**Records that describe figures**
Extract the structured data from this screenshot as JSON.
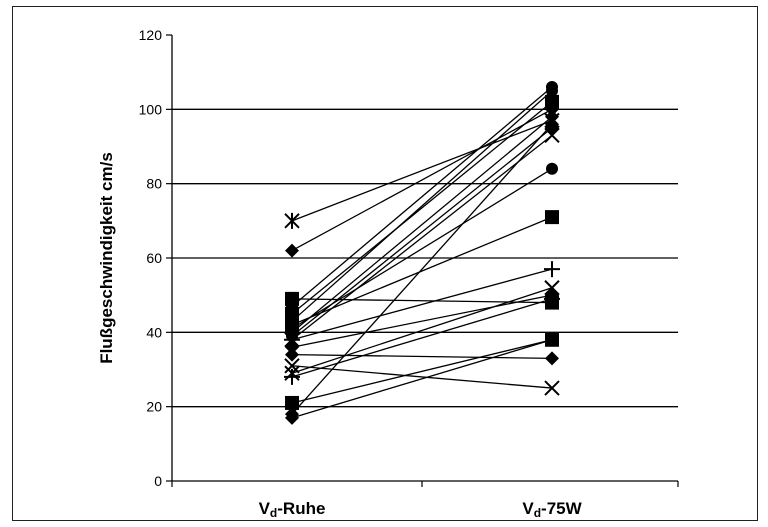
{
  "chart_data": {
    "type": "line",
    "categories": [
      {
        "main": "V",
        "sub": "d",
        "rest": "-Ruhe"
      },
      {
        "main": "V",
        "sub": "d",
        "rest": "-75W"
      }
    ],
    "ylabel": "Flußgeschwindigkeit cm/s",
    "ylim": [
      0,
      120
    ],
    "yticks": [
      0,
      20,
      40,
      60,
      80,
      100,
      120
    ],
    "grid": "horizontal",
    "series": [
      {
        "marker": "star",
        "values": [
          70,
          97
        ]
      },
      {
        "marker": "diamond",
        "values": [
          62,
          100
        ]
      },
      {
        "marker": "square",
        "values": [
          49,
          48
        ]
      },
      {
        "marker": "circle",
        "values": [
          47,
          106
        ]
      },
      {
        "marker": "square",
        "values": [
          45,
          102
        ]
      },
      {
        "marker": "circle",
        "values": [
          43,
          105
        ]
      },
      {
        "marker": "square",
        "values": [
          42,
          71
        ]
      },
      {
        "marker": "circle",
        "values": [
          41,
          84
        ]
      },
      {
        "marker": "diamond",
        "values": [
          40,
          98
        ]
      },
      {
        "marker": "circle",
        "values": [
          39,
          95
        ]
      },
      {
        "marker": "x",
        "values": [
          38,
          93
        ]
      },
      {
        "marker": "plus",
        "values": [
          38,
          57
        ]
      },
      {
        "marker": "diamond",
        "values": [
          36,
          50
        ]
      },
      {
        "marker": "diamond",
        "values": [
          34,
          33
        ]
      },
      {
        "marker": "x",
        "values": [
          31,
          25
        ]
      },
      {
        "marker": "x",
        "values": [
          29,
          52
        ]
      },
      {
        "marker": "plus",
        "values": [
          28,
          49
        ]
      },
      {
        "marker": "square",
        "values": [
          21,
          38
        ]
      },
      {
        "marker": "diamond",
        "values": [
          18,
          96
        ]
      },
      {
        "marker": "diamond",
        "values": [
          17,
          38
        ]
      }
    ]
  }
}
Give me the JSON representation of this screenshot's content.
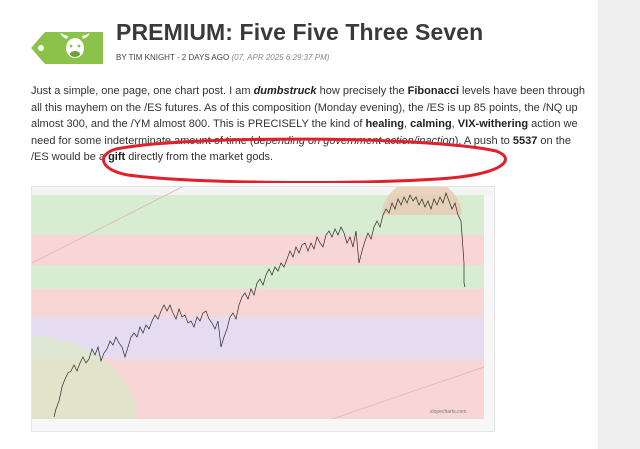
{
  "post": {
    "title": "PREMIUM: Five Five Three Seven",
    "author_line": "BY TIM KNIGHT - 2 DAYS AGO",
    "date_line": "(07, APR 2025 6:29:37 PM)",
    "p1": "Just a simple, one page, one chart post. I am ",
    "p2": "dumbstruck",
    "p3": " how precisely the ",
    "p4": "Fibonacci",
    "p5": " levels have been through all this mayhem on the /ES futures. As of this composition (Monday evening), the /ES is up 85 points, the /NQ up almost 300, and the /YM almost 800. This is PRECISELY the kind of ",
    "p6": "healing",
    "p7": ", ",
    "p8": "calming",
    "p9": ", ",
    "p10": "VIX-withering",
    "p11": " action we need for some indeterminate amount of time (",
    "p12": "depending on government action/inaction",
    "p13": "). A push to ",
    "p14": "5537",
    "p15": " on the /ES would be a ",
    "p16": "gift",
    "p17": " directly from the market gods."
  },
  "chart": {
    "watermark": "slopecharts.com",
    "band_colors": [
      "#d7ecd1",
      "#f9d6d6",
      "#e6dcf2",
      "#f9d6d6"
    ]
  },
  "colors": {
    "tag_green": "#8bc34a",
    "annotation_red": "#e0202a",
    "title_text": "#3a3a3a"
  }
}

**EXERCISE INSTRUCTIONS**
From the entries above, pull out each line that includes "this".

**ANSWER TO THE EXERCISE**
Extract the structured data from this screenshot as JSON.
Give me the JSON representation of this screenshot's content.
    "p5": " levels have been through all this mayhem on the /ES futures. As of this composition (Monday evening), the /ES is up 85 points, the /NQ up almost 300, and the /YM almost 800. This is PRECISELY the kind of ",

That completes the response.